━━━ EXTRACTED MATERIAL

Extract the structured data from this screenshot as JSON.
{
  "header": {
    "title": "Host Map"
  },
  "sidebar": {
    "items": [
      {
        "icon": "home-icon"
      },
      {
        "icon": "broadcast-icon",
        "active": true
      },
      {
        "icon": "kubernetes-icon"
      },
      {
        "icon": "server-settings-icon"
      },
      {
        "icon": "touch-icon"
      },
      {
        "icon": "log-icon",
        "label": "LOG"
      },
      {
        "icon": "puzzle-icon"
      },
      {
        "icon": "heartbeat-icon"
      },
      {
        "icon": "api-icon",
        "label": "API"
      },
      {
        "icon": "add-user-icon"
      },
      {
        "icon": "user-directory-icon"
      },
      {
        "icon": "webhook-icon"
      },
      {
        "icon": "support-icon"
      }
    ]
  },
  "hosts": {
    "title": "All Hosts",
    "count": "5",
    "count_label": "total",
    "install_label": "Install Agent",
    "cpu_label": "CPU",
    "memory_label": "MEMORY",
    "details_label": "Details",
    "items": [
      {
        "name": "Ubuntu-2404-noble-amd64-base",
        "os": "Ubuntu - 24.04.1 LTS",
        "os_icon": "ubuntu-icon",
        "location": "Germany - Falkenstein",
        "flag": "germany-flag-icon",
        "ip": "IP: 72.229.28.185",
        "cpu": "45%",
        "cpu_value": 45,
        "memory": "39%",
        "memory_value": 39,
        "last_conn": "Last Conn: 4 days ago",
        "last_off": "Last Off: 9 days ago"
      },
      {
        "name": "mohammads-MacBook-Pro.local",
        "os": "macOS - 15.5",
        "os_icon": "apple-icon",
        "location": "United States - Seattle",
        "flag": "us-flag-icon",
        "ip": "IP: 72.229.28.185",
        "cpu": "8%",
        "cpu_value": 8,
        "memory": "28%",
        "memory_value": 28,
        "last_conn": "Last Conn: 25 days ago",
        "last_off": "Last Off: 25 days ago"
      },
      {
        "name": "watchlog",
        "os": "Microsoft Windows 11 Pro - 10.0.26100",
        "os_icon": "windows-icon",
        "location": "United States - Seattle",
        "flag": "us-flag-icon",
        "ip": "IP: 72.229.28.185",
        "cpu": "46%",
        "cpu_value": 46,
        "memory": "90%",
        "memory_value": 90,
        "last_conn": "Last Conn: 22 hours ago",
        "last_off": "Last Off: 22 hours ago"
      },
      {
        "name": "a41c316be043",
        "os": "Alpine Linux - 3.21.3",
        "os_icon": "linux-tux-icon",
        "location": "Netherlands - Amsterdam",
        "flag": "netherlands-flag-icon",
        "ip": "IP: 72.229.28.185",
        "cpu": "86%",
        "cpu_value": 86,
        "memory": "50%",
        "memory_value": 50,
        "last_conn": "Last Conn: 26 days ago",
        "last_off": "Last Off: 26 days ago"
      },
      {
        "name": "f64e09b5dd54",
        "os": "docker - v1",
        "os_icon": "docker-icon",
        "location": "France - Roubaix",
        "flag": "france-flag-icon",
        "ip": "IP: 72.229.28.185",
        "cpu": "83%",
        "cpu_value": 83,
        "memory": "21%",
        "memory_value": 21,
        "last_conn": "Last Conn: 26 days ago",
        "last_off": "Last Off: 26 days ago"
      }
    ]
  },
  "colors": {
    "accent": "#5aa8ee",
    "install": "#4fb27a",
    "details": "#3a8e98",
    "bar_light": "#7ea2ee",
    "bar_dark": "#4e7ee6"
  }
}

━━━━━━

*WORK INSTRUCTIONS:* Return the entries in full, keeping every line exactly as it is.

*EXERCISE RESULT:*
Extract the structured data from this screenshot as JSON.
{
  "header": {
    "title": "Host Map"
  },
  "sidebar": {
    "items": [
      {
        "icon": "home-icon"
      },
      {
        "icon": "broadcast-icon",
        "active": true
      },
      {
        "icon": "kubernetes-icon"
      },
      {
        "icon": "server-settings-icon"
      },
      {
        "icon": "touch-icon"
      },
      {
        "icon": "log-icon",
        "label": "LOG"
      },
      {
        "icon": "puzzle-icon"
      },
      {
        "icon": "heartbeat-icon"
      },
      {
        "icon": "api-icon",
        "label": "API"
      },
      {
        "icon": "add-user-icon"
      },
      {
        "icon": "user-directory-icon"
      },
      {
        "icon": "webhook-icon"
      },
      {
        "icon": "support-icon"
      }
    ]
  },
  "hosts": {
    "title": "All Hosts",
    "count": "5",
    "count_label": "total",
    "install_label": "Install Agent",
    "cpu_label": "CPU",
    "memory_label": "MEMORY",
    "details_label": "Details",
    "items": [
      {
        "name": "Ubuntu-2404-noble-amd64-base",
        "os": "Ubuntu - 24.04.1 LTS",
        "os_icon": "ubuntu-icon",
        "location": "Germany - Falkenstein",
        "flag": "germany-flag-icon",
        "ip": "IP: 72.229.28.185",
        "cpu": "45%",
        "cpu_value": 45,
        "memory": "39%",
        "memory_value": 39,
        "last_conn": "Last Conn: 4 days ago",
        "last_off": "Last Off: 9 days ago"
      },
      {
        "name": "mohammads-MacBook-Pro.local",
        "os": "macOS - 15.5",
        "os_icon": "apple-icon",
        "location": "United States - Seattle",
        "flag": "us-flag-icon",
        "ip": "IP: 72.229.28.185",
        "cpu": "8%",
        "cpu_value": 8,
        "memory": "28%",
        "memory_value": 28,
        "last_conn": "Last Conn: 25 days ago",
        "last_off": "Last Off: 25 days ago"
      },
      {
        "name": "watchlog",
        "os": "Microsoft Windows 11 Pro - 10.0.26100",
        "os_icon": "windows-icon",
        "location": "United States - Seattle",
        "flag": "us-flag-icon",
        "ip": "IP: 72.229.28.185",
        "cpu": "46%",
        "cpu_value": 46,
        "memory": "90%",
        "memory_value": 90,
        "last_conn": "Last Conn: 22 hours ago",
        "last_off": "Last Off: 22 hours ago"
      },
      {
        "name": "a41c316be043",
        "os": "Alpine Linux - 3.21.3",
        "os_icon": "linux-tux-icon",
        "location": "Netherlands - Amsterdam",
        "flag": "netherlands-flag-icon",
        "ip": "IP: 72.229.28.185",
        "cpu": "86%",
        "cpu_value": 86,
        "memory": "50%",
        "memory_value": 50,
        "last_conn": "Last Conn: 26 days ago",
        "last_off": "Last Off: 26 days ago"
      },
      {
        "name": "f64e09b5dd54",
        "os": "docker - v1",
        "os_icon": "docker-icon",
        "location": "France - Roubaix",
        "flag": "france-flag-icon",
        "ip": "IP: 72.229.28.185",
        "cpu": "83%",
        "cpu_value": 83,
        "memory": "21%",
        "memory_value": 21,
        "last_conn": "Last Conn: 26 days ago",
        "last_off": "Last Off: 26 days ago"
      }
    ]
  },
  "colors": {
    "accent": "#5aa8ee",
    "install": "#4fb27a",
    "details": "#3a8e98",
    "bar_light": "#7ea2ee",
    "bar_dark": "#4e7ee6"
  }
}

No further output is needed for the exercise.